[Begin STORED DATA]

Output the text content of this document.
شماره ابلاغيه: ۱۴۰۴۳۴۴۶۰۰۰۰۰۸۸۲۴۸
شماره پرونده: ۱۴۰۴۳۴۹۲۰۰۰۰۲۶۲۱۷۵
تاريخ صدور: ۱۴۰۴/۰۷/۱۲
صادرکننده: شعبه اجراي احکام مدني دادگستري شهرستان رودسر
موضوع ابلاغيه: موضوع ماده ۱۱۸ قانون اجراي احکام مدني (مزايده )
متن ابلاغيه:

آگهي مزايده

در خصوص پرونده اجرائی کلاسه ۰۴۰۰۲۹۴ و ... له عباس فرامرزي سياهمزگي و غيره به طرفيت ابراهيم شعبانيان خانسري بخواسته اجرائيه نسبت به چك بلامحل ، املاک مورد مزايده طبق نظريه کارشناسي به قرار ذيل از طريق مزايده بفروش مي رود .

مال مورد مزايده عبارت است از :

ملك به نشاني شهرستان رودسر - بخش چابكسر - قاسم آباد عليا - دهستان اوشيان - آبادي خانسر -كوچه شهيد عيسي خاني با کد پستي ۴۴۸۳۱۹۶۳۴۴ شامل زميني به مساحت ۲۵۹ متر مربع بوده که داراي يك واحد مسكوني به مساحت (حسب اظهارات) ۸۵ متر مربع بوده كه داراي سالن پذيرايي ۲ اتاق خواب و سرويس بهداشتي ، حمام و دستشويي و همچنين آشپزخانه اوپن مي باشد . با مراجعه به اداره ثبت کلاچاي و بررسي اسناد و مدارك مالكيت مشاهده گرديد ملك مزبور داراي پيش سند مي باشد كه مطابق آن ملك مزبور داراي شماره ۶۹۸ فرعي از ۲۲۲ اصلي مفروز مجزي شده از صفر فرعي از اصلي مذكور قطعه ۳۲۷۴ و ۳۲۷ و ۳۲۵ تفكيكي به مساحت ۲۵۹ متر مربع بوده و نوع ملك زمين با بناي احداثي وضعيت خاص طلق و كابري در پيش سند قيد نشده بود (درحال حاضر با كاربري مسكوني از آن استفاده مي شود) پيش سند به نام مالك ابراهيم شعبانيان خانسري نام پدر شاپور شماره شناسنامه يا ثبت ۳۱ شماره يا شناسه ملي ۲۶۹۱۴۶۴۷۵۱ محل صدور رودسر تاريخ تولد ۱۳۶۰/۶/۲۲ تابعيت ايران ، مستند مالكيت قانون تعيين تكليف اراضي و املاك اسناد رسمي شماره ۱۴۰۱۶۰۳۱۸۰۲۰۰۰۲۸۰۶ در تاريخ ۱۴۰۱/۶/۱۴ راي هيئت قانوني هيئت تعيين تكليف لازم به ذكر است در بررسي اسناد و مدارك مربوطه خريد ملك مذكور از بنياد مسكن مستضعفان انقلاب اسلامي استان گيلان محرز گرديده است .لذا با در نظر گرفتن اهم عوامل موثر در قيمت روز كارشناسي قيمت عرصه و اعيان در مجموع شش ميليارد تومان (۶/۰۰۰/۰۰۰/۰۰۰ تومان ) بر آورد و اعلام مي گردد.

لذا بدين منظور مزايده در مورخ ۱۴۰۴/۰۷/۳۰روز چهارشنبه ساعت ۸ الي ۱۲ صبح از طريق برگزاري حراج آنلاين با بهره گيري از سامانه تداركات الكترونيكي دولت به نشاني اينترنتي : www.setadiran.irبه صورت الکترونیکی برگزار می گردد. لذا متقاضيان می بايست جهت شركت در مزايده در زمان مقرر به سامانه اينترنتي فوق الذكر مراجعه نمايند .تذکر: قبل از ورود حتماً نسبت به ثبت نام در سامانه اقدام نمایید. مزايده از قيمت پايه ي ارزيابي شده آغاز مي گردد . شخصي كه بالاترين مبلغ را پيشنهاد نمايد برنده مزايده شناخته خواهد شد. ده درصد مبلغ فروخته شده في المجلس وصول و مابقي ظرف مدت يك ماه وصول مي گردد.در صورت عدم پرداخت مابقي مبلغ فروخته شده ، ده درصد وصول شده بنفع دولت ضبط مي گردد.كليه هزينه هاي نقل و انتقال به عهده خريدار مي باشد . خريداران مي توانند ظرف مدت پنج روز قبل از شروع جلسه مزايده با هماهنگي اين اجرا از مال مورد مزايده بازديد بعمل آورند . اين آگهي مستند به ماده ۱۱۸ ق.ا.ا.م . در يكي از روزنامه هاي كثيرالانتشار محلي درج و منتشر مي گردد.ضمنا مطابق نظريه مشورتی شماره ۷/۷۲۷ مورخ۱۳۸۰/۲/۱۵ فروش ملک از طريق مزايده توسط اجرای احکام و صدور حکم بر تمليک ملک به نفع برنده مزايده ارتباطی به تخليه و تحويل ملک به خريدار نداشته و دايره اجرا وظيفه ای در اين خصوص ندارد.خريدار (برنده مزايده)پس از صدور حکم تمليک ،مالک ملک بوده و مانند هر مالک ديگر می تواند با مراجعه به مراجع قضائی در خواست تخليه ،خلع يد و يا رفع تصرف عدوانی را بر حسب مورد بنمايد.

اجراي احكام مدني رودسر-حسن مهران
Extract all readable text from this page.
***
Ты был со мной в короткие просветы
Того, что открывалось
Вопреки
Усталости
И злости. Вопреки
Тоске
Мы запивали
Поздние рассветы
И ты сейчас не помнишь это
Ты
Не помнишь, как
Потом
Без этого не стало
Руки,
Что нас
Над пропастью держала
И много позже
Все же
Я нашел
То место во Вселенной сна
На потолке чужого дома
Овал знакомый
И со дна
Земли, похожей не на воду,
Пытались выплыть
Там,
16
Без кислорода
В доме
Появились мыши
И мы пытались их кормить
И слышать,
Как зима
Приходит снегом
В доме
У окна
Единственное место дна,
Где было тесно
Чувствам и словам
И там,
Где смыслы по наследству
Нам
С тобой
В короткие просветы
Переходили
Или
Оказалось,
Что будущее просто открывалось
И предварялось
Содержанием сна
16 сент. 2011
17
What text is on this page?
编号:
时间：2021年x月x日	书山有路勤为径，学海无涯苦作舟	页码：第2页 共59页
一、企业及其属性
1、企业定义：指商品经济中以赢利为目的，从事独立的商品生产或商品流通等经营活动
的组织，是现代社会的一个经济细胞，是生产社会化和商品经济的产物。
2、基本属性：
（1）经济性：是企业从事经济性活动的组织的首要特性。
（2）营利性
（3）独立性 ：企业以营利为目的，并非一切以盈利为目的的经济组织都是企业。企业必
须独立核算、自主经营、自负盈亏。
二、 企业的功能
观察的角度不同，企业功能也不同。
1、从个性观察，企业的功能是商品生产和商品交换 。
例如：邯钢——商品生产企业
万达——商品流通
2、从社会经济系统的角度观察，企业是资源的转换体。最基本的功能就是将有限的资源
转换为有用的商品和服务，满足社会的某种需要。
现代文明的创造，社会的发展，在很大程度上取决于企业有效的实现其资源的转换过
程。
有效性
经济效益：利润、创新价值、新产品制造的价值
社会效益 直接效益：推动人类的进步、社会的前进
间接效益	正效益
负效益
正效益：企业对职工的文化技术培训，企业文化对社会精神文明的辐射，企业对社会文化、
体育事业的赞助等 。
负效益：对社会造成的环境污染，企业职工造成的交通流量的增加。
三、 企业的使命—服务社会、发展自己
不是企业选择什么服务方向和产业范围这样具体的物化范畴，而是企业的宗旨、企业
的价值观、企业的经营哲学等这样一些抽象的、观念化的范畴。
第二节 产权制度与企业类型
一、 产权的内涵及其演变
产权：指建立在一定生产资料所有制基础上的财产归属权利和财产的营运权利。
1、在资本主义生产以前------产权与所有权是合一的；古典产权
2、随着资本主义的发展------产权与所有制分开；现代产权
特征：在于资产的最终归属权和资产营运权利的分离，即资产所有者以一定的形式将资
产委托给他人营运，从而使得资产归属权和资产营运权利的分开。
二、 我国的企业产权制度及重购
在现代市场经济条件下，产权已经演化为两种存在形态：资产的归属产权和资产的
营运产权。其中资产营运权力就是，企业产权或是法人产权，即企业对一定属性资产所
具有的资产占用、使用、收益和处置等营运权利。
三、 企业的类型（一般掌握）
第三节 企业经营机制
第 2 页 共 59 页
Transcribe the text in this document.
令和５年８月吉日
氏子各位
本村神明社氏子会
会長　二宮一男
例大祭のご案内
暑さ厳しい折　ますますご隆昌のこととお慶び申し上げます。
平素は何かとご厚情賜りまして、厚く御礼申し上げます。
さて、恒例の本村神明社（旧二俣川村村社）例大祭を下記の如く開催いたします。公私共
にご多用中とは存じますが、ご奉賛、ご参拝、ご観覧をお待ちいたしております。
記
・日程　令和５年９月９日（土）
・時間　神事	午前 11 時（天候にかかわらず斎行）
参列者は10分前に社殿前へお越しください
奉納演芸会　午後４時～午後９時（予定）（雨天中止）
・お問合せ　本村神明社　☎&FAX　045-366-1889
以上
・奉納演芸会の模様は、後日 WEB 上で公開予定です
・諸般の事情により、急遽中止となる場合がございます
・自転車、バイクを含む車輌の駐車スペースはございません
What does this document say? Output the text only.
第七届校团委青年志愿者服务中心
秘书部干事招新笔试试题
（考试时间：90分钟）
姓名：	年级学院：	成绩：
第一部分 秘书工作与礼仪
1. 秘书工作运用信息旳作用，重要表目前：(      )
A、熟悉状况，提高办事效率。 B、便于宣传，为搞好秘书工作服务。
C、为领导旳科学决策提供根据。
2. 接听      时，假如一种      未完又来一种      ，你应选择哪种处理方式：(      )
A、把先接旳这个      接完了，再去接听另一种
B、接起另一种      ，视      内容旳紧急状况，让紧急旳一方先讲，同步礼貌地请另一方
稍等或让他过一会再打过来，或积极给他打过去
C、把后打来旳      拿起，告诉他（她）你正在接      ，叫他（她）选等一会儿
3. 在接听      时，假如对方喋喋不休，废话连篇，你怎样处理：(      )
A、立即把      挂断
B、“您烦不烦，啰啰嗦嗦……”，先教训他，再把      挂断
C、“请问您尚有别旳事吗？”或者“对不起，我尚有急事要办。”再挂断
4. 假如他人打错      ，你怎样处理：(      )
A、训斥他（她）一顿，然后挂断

[End STORED DATA]

DO THIS: Using the entries above, return each line in which the word "你怎样处理" occurs.

SOLUTION:
3. 在接听      时，假如对方喋喋不休，废话连篇，你怎样处理：(      )
4. 假如他人打错      ，你怎样处理：(      )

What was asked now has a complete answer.